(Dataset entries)
[START]
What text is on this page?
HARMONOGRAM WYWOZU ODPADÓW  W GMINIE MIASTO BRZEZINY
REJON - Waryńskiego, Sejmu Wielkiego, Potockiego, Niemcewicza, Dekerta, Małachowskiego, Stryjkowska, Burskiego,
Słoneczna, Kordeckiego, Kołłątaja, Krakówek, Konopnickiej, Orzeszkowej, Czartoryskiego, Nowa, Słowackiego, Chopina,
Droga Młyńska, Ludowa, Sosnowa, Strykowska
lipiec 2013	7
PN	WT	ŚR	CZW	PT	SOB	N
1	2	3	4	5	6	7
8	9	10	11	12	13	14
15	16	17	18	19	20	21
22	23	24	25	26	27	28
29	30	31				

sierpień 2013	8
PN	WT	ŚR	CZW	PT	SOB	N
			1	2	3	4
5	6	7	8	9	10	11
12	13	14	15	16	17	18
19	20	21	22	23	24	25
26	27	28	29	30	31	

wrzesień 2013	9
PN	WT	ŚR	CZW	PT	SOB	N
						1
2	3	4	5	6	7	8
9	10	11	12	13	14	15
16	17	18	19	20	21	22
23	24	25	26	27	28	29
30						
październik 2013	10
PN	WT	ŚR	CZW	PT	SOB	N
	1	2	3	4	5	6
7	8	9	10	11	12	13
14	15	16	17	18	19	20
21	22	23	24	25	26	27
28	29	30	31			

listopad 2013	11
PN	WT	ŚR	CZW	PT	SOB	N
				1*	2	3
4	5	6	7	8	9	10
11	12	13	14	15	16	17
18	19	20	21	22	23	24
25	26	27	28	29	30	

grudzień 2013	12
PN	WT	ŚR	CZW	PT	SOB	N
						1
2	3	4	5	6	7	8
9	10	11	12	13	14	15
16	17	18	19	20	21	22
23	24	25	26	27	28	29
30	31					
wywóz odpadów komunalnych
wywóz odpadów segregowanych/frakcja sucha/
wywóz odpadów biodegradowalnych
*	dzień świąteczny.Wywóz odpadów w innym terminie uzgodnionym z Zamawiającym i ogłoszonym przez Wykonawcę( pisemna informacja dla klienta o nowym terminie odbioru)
[END]
▸ **Problem statement**
Output all of the material exactly as written.

▸ **Result**
What text is on this page?
HARMONOGRAM WYWOZU ODPADÓW  W GMINIE MIASTO BRZEZINY
REJON - Waryńskiego, Sejmu Wielkiego, Potockiego, Niemcewicza, Dekerta, Małachowskiego, Stryjkowska, Burskiego,
Słoneczna, Kordeckiego, Kołłątaja, Krakówek, Konopnickiej, Orzeszkowej, Czartoryskiego, Nowa, Słowackiego, Chopina,
Droga Młyńska, Ludowa, Sosnowa, Strykowska
lipiec 2013	7
PN	WT	ŚR	CZW	PT	SOB	N
1	2	3	4	5	6	7
8	9	10	11	12	13	14
15	16	17	18	19	20	21
22	23	24	25	26	27	28
29	30	31				

sierpień 2013	8
PN	WT	ŚR	CZW	PT	SOB	N
			1	2	3	4
5	6	7	8	9	10	11
12	13	14	15	16	17	18
19	20	21	22	23	24	25
26	27	28	29	30	31	

wrzesień 2013	9
PN	WT	ŚR	CZW	PT	SOB	N
						1
2	3	4	5	6	7	8
9	10	11	12	13	14	15
16	17	18	19	20	21	22
23	24	25	26	27	28	29
30						
październik 2013	10
PN	WT	ŚR	CZW	PT	SOB	N
	1	2	3	4	5	6
7	8	9	10	11	12	13
14	15	16	17	18	19	20
21	22	23	24	25	26	27
28	29	30	31			

listopad 2013	11
PN	WT	ŚR	CZW	PT	SOB	N
				1*	2	3
4	5	6	7	8	9	10
11	12	13	14	15	16	17
18	19	20	21	22	23	24
25	26	27	28	29	30	

grudzień 2013	12
PN	WT	ŚR	CZW	PT	SOB	N
						1
2	3	4	5	6	7	8
9	10	11	12	13	14	15
16	17	18	19	20	21	22
23	24	25	26	27	28	29
30	31					
wywóz odpadów komunalnych
wywóz odpadów segregowanych/frakcja sucha/
wywóz odpadów biodegradowalnych
*	dzień świąteczny.Wywóz odpadów w innym terminie uzgodnionym z Zamawiającym i ogłoszonym przez Wykonawcę( pisemna informacja dla klienta o nowym terminie odbioru)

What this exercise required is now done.